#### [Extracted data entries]
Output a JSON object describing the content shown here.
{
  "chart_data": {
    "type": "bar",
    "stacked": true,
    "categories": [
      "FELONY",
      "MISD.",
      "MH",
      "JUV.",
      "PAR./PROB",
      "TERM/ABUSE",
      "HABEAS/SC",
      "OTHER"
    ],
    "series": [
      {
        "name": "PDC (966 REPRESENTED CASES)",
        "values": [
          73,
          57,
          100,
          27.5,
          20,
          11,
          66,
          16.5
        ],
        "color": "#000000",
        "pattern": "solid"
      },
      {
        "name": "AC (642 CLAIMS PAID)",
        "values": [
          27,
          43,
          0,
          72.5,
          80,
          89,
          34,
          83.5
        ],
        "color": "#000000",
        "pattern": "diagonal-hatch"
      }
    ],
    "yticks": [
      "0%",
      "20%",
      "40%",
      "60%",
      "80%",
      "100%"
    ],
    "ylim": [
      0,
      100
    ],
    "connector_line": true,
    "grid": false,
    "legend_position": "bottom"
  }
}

#### [Direction]
Write down every line of the data exactly as it appears above.

#### [Solution]
Output a JSON object describing the content shown here.
{
  "chart_data": {
    "type": "bar",
    "stacked": true,
    "categories": [
      "FELONY",
      "MISD.",
      "MH",
      "JUV.",
      "PAR./PROB",
      "TERM/ABUSE",
      "HABEAS/SC",
      "OTHER"
    ],
    "series": [
      {
        "name": "PDC (966 REPRESENTED CASES)",
        "values": [
          73,
          57,
          100,
          27.5,
          20,
          11,
          66,
          16.5
        ],
        "color": "#000000",
        "pattern": "solid"
      },
      {
        "name": "AC (642 CLAIMS PAID)",
        "values": [
          27,
          43,
          0,
          72.5,
          80,
          89,
          34,
          83.5
        ],
        "color": "#000000",
        "pattern": "diagonal-hatch"
      }
    ],
    "yticks": [
      "0%",
      "20%",
      "40%",
      "60%",
      "80%",
      "100%"
    ],
    "ylim": [
      0,
      100
    ],
    "connector_line": true,
    "grid": false,
    "legend_position": "bottom"
  }
}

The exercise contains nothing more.